• _TASK DETAILS_: Every line that contains the word "xlabel" should be copied out.

# SOURCE MATERIAL start

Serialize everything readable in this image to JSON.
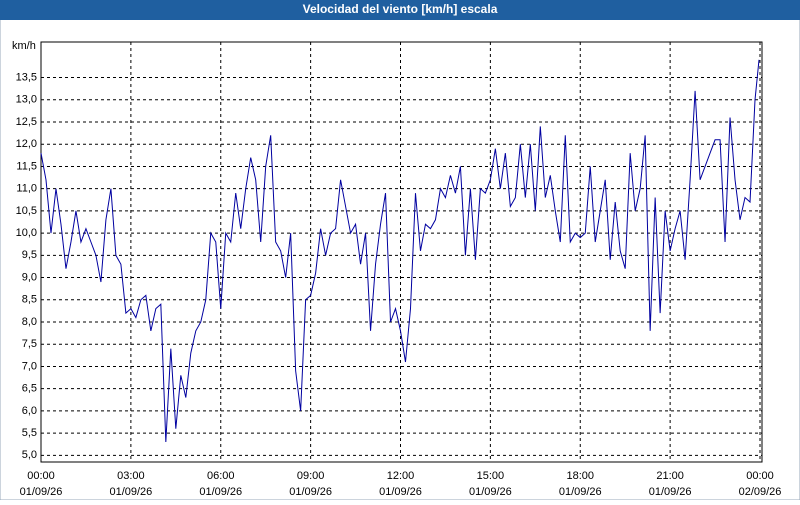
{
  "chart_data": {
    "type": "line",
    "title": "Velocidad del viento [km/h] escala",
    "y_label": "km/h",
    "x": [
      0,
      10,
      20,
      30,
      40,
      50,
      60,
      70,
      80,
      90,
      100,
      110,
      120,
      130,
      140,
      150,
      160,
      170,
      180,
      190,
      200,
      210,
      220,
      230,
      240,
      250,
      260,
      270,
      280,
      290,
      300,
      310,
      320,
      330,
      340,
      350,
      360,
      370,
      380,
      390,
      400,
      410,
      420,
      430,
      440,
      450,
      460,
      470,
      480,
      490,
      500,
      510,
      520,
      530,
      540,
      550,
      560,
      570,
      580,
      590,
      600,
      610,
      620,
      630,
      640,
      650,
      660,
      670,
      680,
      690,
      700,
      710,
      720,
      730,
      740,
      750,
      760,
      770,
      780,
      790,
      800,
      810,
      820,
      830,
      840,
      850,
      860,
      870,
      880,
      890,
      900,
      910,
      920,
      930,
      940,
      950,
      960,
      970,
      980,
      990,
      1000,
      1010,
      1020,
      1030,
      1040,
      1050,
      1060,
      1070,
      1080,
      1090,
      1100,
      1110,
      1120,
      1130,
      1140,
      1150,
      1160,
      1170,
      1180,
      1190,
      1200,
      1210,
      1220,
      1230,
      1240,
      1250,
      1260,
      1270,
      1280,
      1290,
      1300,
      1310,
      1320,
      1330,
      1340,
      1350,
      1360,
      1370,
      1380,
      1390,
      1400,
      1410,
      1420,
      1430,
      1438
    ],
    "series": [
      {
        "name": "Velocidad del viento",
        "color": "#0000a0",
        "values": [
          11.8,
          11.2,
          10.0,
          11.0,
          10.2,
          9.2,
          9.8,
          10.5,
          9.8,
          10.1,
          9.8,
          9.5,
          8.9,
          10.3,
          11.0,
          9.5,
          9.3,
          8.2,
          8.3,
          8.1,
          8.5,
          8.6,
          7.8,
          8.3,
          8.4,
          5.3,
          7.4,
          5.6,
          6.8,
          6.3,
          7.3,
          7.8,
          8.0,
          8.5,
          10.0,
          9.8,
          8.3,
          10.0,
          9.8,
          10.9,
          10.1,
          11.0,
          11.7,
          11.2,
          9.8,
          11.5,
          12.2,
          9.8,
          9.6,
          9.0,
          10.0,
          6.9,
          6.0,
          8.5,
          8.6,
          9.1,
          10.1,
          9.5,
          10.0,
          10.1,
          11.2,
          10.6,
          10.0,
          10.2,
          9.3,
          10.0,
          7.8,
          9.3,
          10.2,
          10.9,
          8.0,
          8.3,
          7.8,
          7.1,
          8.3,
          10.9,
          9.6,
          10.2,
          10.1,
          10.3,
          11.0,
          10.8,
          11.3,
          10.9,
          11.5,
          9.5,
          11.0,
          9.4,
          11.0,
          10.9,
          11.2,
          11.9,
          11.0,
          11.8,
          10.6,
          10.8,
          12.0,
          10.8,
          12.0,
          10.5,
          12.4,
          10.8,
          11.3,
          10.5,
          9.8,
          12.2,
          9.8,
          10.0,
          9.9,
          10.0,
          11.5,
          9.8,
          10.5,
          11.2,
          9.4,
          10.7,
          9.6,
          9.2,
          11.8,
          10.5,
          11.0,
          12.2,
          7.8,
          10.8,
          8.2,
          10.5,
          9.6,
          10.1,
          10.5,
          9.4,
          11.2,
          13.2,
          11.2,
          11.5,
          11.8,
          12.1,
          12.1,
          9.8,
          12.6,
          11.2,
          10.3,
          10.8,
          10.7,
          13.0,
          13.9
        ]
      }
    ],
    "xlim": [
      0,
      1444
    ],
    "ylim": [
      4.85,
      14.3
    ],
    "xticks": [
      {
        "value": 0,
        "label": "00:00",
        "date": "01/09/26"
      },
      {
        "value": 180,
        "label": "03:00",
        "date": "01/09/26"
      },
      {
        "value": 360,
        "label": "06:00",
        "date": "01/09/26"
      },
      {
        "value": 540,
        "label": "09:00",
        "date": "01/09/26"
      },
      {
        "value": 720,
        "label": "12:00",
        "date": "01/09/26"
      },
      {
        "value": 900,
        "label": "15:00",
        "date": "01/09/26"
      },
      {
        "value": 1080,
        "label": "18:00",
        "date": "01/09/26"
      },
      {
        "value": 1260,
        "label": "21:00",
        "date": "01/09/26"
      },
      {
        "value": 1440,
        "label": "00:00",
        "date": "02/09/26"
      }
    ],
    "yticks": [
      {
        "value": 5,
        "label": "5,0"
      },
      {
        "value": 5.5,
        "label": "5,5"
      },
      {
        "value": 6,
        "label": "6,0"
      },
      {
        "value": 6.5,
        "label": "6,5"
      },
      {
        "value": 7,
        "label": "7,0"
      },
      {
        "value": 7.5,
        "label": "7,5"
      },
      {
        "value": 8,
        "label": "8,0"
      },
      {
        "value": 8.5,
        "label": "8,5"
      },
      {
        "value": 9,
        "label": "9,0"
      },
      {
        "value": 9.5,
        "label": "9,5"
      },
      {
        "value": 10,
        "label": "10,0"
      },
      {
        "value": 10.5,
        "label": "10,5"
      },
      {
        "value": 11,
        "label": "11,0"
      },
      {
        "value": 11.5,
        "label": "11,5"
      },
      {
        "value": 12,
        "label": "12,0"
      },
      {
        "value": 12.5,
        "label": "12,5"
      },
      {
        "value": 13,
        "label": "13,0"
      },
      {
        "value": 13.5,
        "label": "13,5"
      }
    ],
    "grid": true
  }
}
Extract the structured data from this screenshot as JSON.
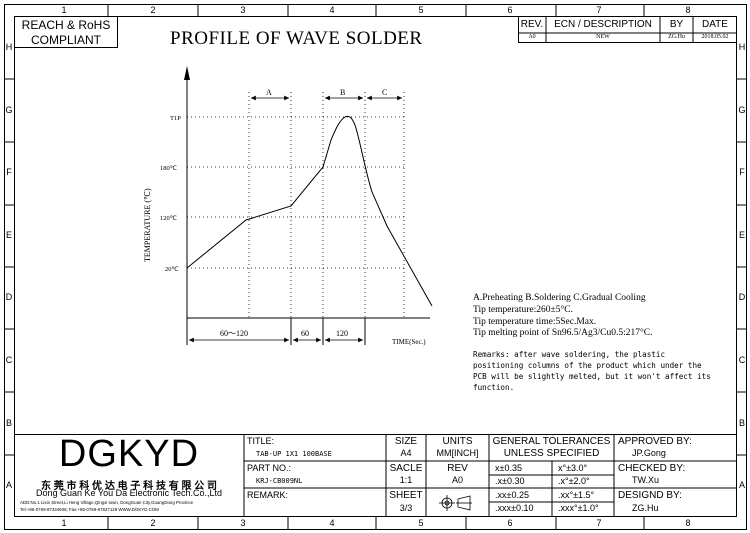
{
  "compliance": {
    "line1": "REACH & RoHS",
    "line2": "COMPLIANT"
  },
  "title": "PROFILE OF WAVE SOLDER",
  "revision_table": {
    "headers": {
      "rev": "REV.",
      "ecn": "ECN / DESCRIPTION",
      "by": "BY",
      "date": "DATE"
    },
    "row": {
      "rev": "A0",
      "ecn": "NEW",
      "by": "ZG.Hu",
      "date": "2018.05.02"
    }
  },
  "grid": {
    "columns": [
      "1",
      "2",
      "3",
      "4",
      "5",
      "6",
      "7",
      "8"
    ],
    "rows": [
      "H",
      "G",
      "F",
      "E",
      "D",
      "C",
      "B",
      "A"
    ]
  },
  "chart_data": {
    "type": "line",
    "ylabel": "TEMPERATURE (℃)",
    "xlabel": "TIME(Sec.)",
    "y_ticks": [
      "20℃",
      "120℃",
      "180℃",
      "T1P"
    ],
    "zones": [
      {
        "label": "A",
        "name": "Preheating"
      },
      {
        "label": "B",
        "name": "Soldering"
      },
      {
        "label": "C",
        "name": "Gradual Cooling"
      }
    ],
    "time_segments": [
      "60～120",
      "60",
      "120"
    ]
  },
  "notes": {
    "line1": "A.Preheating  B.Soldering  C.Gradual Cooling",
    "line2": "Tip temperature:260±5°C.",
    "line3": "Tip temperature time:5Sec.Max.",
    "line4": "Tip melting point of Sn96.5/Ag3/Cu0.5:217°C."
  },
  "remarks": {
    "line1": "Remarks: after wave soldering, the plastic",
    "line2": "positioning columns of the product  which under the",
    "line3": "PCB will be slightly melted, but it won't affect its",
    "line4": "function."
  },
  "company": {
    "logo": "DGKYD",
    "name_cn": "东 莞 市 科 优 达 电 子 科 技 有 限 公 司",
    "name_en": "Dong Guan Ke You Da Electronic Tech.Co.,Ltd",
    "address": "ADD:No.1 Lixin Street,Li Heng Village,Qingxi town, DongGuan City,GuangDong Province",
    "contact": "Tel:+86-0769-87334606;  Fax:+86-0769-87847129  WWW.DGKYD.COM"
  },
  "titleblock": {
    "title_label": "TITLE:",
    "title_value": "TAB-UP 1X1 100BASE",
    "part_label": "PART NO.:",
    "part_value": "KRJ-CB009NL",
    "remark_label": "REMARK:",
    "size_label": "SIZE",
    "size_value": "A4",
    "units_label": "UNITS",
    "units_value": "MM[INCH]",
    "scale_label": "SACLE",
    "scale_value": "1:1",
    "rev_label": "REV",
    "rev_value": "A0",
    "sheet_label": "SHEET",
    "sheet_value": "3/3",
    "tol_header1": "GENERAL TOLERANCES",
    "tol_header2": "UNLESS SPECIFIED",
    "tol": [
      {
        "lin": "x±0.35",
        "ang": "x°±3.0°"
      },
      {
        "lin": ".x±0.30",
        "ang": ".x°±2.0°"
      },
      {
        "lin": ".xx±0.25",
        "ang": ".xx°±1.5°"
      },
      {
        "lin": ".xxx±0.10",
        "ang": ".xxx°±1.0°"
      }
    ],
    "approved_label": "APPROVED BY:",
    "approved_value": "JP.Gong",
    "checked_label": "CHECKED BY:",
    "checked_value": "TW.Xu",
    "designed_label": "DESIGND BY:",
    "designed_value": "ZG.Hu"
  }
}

# SOURCE MATERIAL end
# SOURCE MATERIAL start

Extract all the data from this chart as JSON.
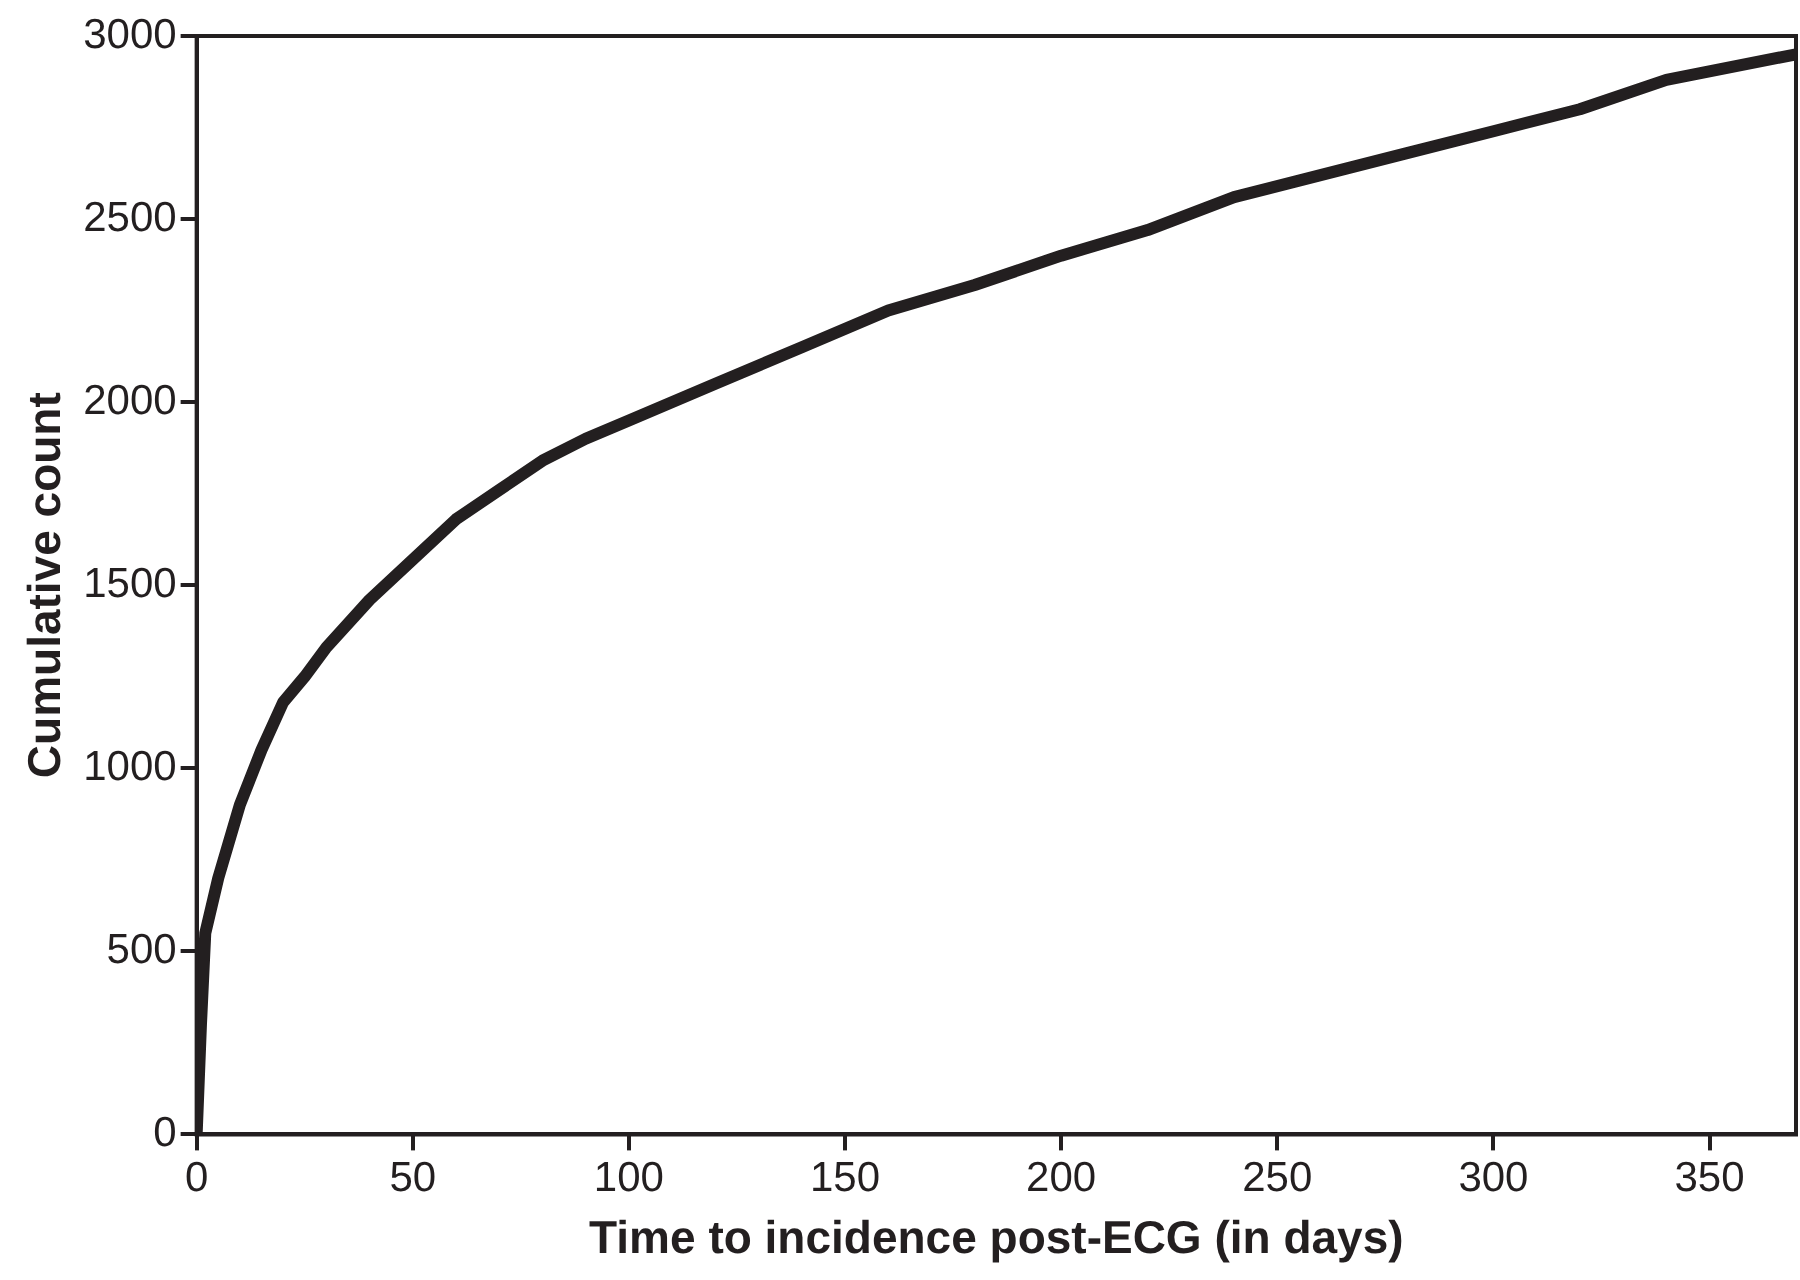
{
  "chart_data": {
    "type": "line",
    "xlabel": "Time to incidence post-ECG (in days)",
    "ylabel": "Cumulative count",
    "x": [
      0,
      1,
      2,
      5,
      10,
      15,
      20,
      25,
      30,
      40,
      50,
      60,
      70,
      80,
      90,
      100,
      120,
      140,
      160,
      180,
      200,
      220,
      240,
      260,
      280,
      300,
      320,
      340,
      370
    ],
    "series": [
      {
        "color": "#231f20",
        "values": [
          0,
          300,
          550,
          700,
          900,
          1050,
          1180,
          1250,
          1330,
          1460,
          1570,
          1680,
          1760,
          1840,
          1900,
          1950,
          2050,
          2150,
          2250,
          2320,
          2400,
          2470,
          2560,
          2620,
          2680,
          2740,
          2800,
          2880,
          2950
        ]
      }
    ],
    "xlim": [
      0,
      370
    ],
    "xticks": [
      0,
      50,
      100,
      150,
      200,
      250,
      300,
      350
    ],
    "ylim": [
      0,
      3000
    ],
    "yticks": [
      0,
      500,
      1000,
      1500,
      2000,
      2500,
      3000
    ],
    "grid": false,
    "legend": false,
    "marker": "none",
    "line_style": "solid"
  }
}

# SOURCE MATERIAL end

• _RESPONSE TO THIS TASK_:
    "xlabel": "TIME(Sec.)",
    "xlabel": "Time to incidence post-ECG (in days)",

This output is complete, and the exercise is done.